[start Input data]
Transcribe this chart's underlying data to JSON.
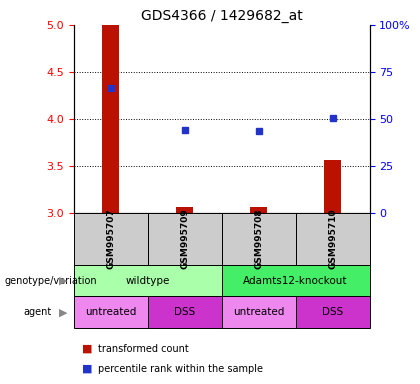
{
  "title": "GDS4366 / 1429682_at",
  "samples": [
    "GSM995707",
    "GSM995709",
    "GSM995708",
    "GSM995710"
  ],
  "bar_bottoms": [
    3.0,
    3.0,
    3.0,
    3.0
  ],
  "bar_tops": [
    5.0,
    3.06,
    3.06,
    3.56
  ],
  "blue_y": [
    4.33,
    3.88,
    3.87,
    4.01
  ],
  "ylim": [
    3.0,
    5.0
  ],
  "yticks_left": [
    3.0,
    3.5,
    4.0,
    4.5,
    5.0
  ],
  "yticks_right_vals": [
    0,
    25,
    50,
    75,
    100
  ],
  "yticks_right_labels": [
    "0",
    "25",
    "50",
    "75",
    "100%"
  ],
  "bar_color": "#bb1100",
  "blue_color": "#2233cc",
  "sample_box_color": "#cccccc",
  "geno_data": [
    {
      "label": "wildtype",
      "start": 0,
      "end": 2,
      "color": "#aaffaa"
    },
    {
      "label": "Adamts12-knockout",
      "start": 2,
      "end": 4,
      "color": "#44ee66"
    }
  ],
  "agent_labels": [
    "untreated",
    "DSS",
    "untreated",
    "DSS"
  ],
  "agent_colors": {
    "untreated": "#ee88ee",
    "DSS": "#cc33cc"
  },
  "legend_red": "transformed count",
  "legend_blue": "percentile rank within the sample",
  "n_samples": 4
}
[end Input data]
What you should do: Return the material word for word. Pictures are not part of the copy.

Final result:
Transcribe this chart's underlying data to JSON.
{
  "title": "GDS4366 / 1429682_at",
  "samples": [
    "GSM995707",
    "GSM995709",
    "GSM995708",
    "GSM995710"
  ],
  "bar_bottoms": [
    3.0,
    3.0,
    3.0,
    3.0
  ],
  "bar_tops": [
    5.0,
    3.06,
    3.06,
    3.56
  ],
  "blue_y": [
    4.33,
    3.88,
    3.87,
    4.01
  ],
  "ylim": [
    3.0,
    5.0
  ],
  "yticks_left": [
    3.0,
    3.5,
    4.0,
    4.5,
    5.0
  ],
  "yticks_right_vals": [
    0,
    25,
    50,
    75,
    100
  ],
  "yticks_right_labels": [
    "0",
    "25",
    "50",
    "75",
    "100%"
  ],
  "bar_color": "#bb1100",
  "blue_color": "#2233cc",
  "sample_box_color": "#cccccc",
  "geno_data": [
    {
      "label": "wildtype",
      "start": 0,
      "end": 2,
      "color": "#aaffaa"
    },
    {
      "label": "Adamts12-knockout",
      "start": 2,
      "end": 4,
      "color": "#44ee66"
    }
  ],
  "agent_labels": [
    "untreated",
    "DSS",
    "untreated",
    "DSS"
  ],
  "agent_colors": {
    "untreated": "#ee88ee",
    "DSS": "#cc33cc"
  },
  "legend_red": "transformed count",
  "legend_blue": "percentile rank within the sample",
  "n_samples": 4
}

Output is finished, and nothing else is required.